(A block of data)
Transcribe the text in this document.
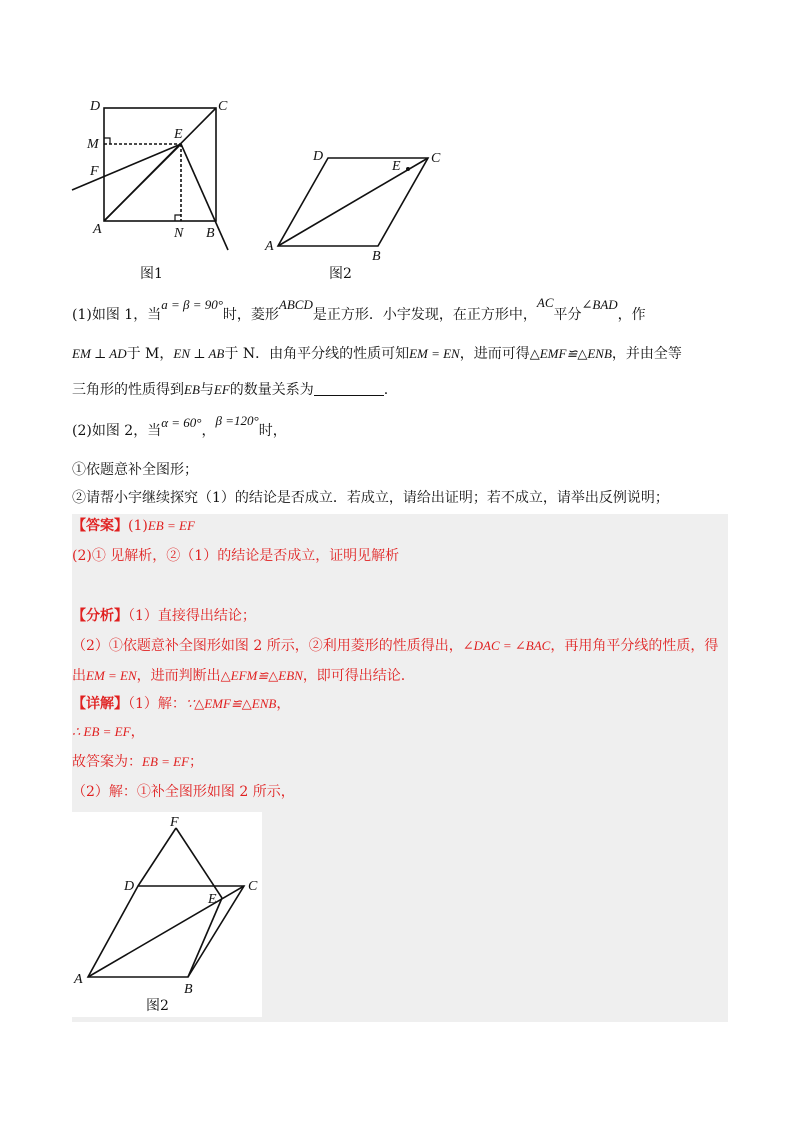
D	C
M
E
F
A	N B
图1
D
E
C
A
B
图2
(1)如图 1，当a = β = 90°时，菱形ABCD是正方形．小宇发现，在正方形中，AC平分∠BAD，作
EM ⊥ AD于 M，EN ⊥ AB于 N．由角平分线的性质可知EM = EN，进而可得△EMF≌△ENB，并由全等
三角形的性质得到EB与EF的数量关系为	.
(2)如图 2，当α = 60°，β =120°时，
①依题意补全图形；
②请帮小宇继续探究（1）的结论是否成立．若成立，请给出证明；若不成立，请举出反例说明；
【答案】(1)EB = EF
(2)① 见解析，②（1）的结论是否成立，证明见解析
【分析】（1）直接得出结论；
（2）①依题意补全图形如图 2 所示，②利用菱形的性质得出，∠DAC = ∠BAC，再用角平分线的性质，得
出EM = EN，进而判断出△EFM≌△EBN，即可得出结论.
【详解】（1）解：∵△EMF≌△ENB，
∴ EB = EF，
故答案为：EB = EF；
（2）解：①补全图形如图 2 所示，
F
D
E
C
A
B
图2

Work to be completed: Lines containing the word "的结论是否成立" must all be returned from the material above.

Answer to this exercise:
②请帮小宇继续探究（1）的结论是否成立．若成立，请给出证明；若不成立，请举出反例说明；
(2)① 见解析，②（1）的结论是否成立，证明见解析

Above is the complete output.